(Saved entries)
::::

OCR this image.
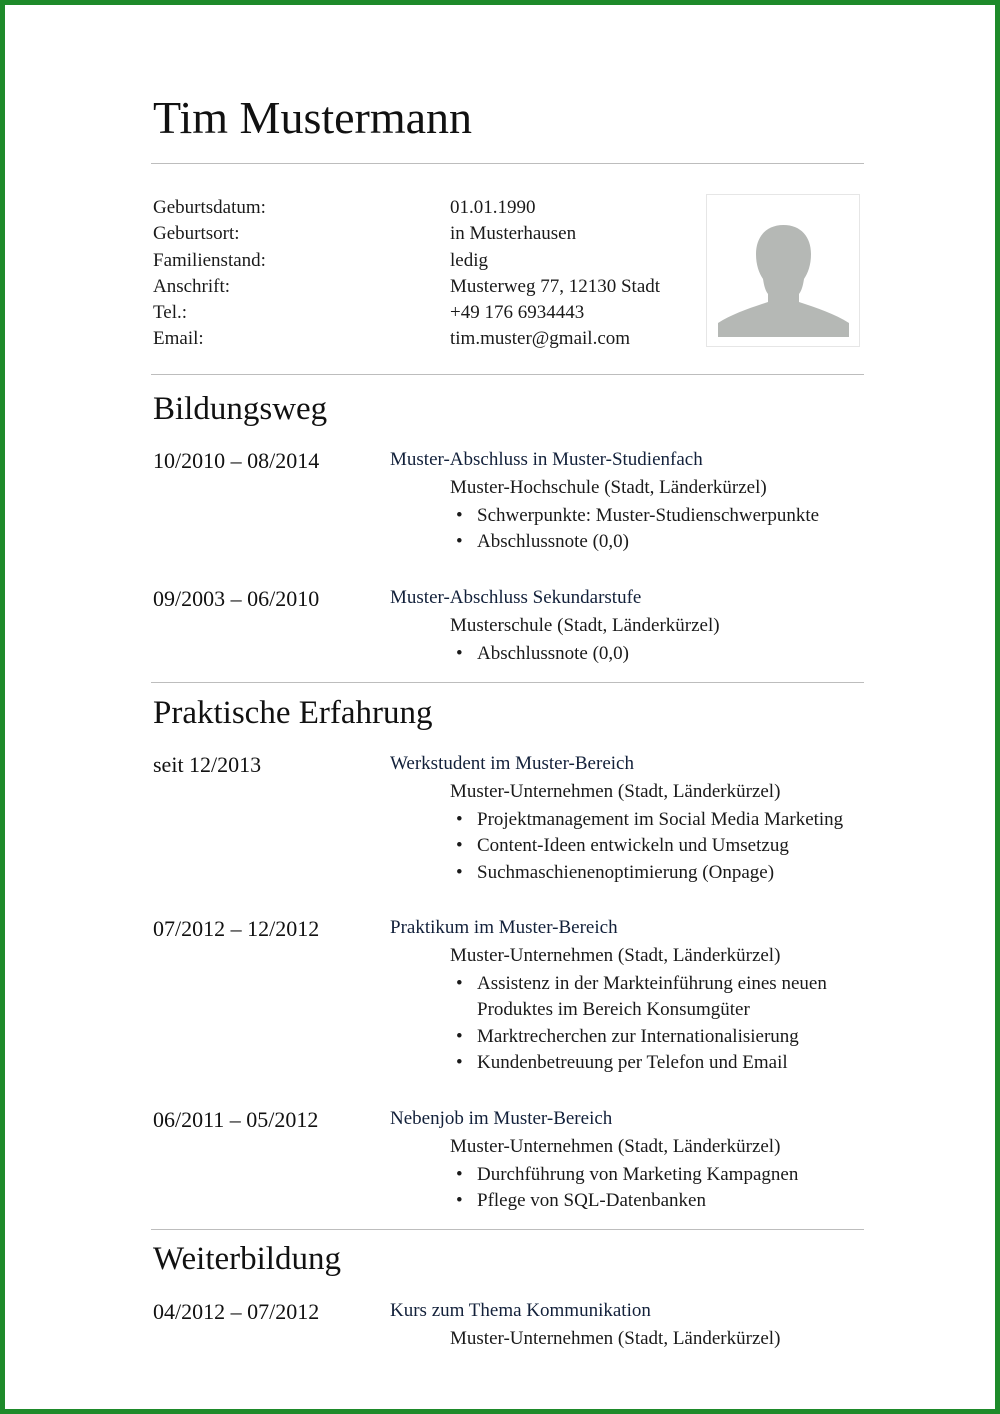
Tim Mustermann
Geburtsdatum:	01.01.1990
Geburtsort:	in Musterhausen
Familienstand:	ledig
Anschrift:	Musterweg 77, 12130 Stadt
Tel.:	+49 176 6934443
Email:	tim.muster@gmail.com
Bildungsweg
10/2010 – 08/2014	Muster-Abschluss in Muster-Studienfach
Muster-Hochschule (Stadt, Länderkürzel)
• Schwerpunkte: Muster-Studienschwerpunkte
• Abschlussnote (0,0)
09/2003 – 06/2010	Muster-Abschluss Sekundarstufe
Musterschule (Stadt, Länderkürzel)
• Abschlussnote (0,0)
Praktische Erfahrung
seit 12/2013	Werkstudent im Muster-Bereich
Muster-Unternehmen (Stadt, Länderkürzel)
• Projektmanagement im Social Media Marketing
• Content-Ideen entwickeln und Umsetzug
• Suchmaschienenoptimierung (Onpage)
07/2012 – 12/2012	Praktikum im Muster-Bereich
Muster-Unternehmen (Stadt, Länderkürzel)
• Assistenz in der Markteinführung eines neuen Produktes im Bereich Konsumgüter
• Marktrecherchen zur Internationalisierung
• Kundenbetreuung per Telefon und Email
06/2011 – 05/2012	Nebenjob im Muster-Bereich
Muster-Unternehmen (Stadt, Länderkürzel)
• Durchführung von Marketing Kampagnen
• Pflege von SQL-Datenbanken
Weiterbildung
04/2012 – 07/2012	Kurs zum Thema Kommunikation
Muster-Unternehmen (Stadt, Länderkürzel)
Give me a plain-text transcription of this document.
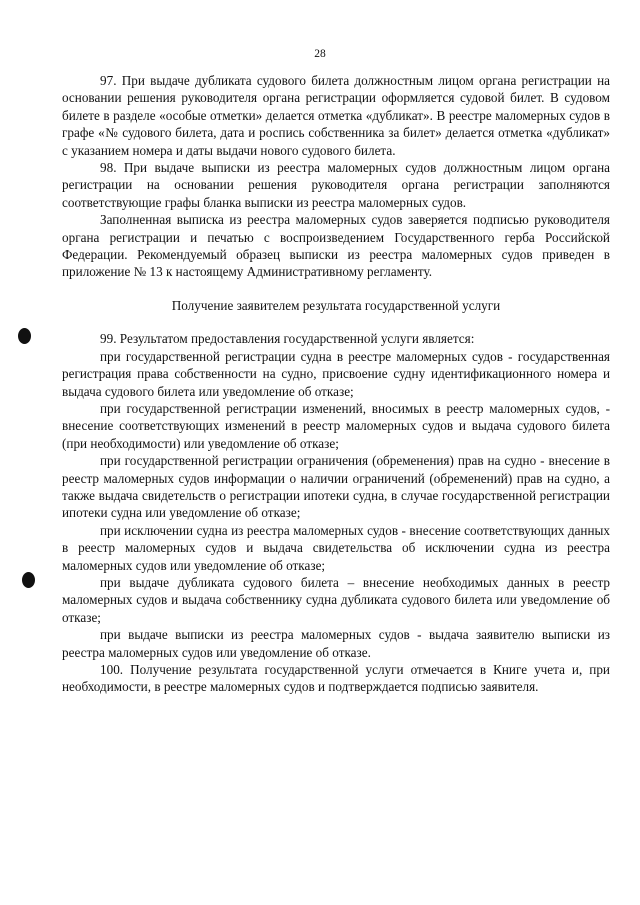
28

97. При выдаче дубликата судового билета должностным лицом органа регистрации на основании решения руководителя органа регистрации оформляется судовой билет. В судовом билете в разделе «особые отметки» делается отметка «дубликат». В реестре маломерных судов в графе «№ судового билета, дата и роспись собственника за билет» делается отметка «дубликат» с указанием номера и даты выдачи нового судового билета.

98. При выдаче выписки из реестра маломерных судов должностным лицом органа регистрации на основании решения руководителя органа регистрации заполняются соответствующие графы бланка выписки из реестра маломерных судов.

Заполненная выписка из реестра маломерных судов заверяется подписью руководителя органа регистрации и печатью с воспроизведением Государственного герба Российской Федерации. Рекомендуемый образец выписки из реестра маломерных судов приведен в приложение № 13 к настоящему Административному регламенту.

Получение заявителем результата государственной услуги

99. Результатом предоставления государственной услуги является:

при государственной регистрации судна в реестре маломерных судов - государственная регистрация права собственности на судно, присвоение судну идентификационного номера и выдача судового билета или уведомление об отказе;

при государственной регистрации изменений, вносимых в реестр маломерных судов, - внесение соответствующих изменений в реестр маломерных судов и выдача судового билета (при необходимости) или уведомление об отказе;

при государственной регистрации ограничения (обременения) прав на судно - внесение в реестр маломерных судов информации о наличии ограничений (обременений) прав на судно, а также выдача свидетельств о регистрации ипотеки судна, в случае государственной регистрации ипотеки судна или уведомление об отказе;

при исключении судна из реестра маломерных судов - внесение соответствующих данных в реестр маломерных судов и выдача свидетельства об исключении судна из реестра маломерных судов или уведомление об отказе;

при выдаче дубликата судового билета – внесение необходимых данных в реестр маломерных судов и выдача собственнику судна дубликата судового билета или уведомление об отказе;

при выдаче выписки из реестра маломерных судов - выдача заявителю выписки из реестра маломерных судов или уведомление об отказе.

100. Получение результата государственной услуги отмечается в Книге учета и, при необходимости, в реестре маломерных судов и подтверждается подписью заявителя.
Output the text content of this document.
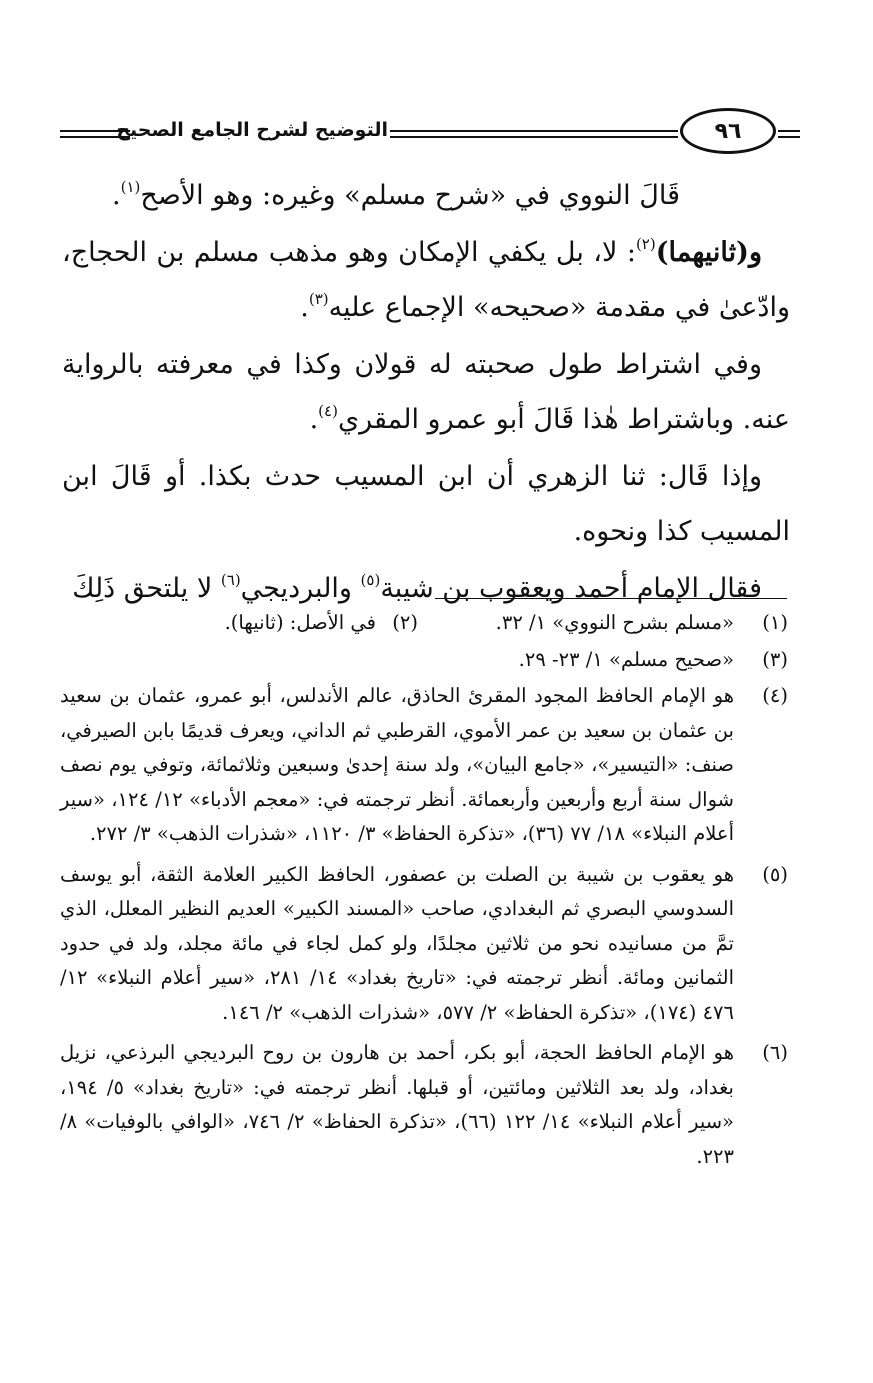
التوضيح لشرح الجامع الصحيح	٩٦

قَالَ النووي في «شرح مسلم» وغيره: وهو الأصح$^{(١)}$.

و(ثانيهما)$^{(٢)}$: لا، بل يكفي الإمكان وهو مذهب مسلم بن الحجاج، وادّعىٰ في مقدمة «صحيحه» الإجماع عليه$^{(٣)}$.

وفي اشتراط طول صحبته له قولان وكذا في معرفته بالرواية عنه. وباشتراط هٰذا قَالَ أبو عمرو المقري$^{(٤)}$.

وإذا قَال: ثنا الزهري أن ابن المسيب حدث بكذا. أو قَالَ ابن المسيب كذا ونحوه.

فقال الإمام أحمد ويعقوب بن شيبة$^{(٥)}$ والبرديجي$^{(٦)}$ لا يلتحق ذَلِكَ

(١)
«مسلم بشرح النووي» ١/ ٣٢.
(٢)
في الأصل: (ثانيها).
(٣)
«صحيح مسلم» ١/ ٢٣- ٢٩.
(٤)
هو الإمام الحافظ المجود المقرئ الحاذق، عالم الأندلس، أبو عمرو، عثمان بن سعيد بن عثمان بن سعيد بن عمر الأموي، القرطبي ثم الداني، ويعرف قديمًا بابن الصيرفي، صنف: «التيسير»، «جامع البيان»، ولد سنة إحدىٰ وسبعين وثلاثمائة، وتوفي يوم نصف شوال سنة أربع وأربعين وأربعمائة. أنظر ترجمته في: «معجم الأدباء» ١٢/ ١٢٤، «سير أعلام النبلاء» ١٨/ ٧٧ (٣٦)، «تذكرة الحفاظ» ٣/ ١١٢٠، «شذرات الذهب» ٣/ ٢٧٢.
(٥)
هو يعقوب بن شيبة بن الصلت بن عصفور، الحافظ الكبير العلامة الثقة، أبو يوسف السدوسي البصري ثم البغدادي، صاحب «المسند الكبير» العديم النظير المعلل، الذي تمَّ من مسانيده نحو من ثلاثين مجلدًا، ولو كمل لجاء في مائة مجلد، ولد في حدود الثمانين ومائة. أنظر ترجمته في: «تاريخ بغداد» ١٤/ ٢٨١، «سير أعلام النبلاء» ١٢/ ٤٧٦ (١٧٤)، «تذكرة الحفاظ» ٢/ ٥٧٧، «شذرات الذهب» ٢/ ١٤٦.
(٦)
هو الإمام الحافظ الحجة، أبو بكر، أحمد بن هارون بن روح البرديجي البرذعي، نزيل بغداد، ولد بعد الثلاثين ومائتين، أو قبلها. أنظر ترجمته في: «تاريخ بغداد» ٥/ ١٩٤، «سير أعلام النبلاء» ١٤/ ١٢٢ (٦٦)، «تذكرة الحفاظ» ٢/ ٧٤٦، «الوافي بالوفيات» ٨/ ٢٢٣.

::::

Instructions for the task - Extract all lines containing the word "руководителя".

Completed task -
97. При выдаче дубликата судового билета должностным лицом органа регистрации на основании решения руководителя органа регистрации оформляется судовой билет. В судовом билете в разделе «особые отметки» делается отметка «дубликат». В реестре маломерных судов в графе «№ судового билета, дата и роспись собственника за билет» делается отметка «дубликат» с указанием номера и даты выдачи нового судового билета.
98. При выдаче выписки из реестра маломерных судов должностным лицом органа регистрации на основании решения руководителя органа регистрации заполняются соответствующие графы бланка выписки из реестра маломерных судов.
Заполненная выписка из реестра маломерных судов заверяется подписью руководителя органа регистрации и печатью с воспроизведением Государственного герба Российской Федерации. Рекомендуемый образец выписки из реестра маломерных судов приведен в приложение № 13 к настоящему Административному регламенту.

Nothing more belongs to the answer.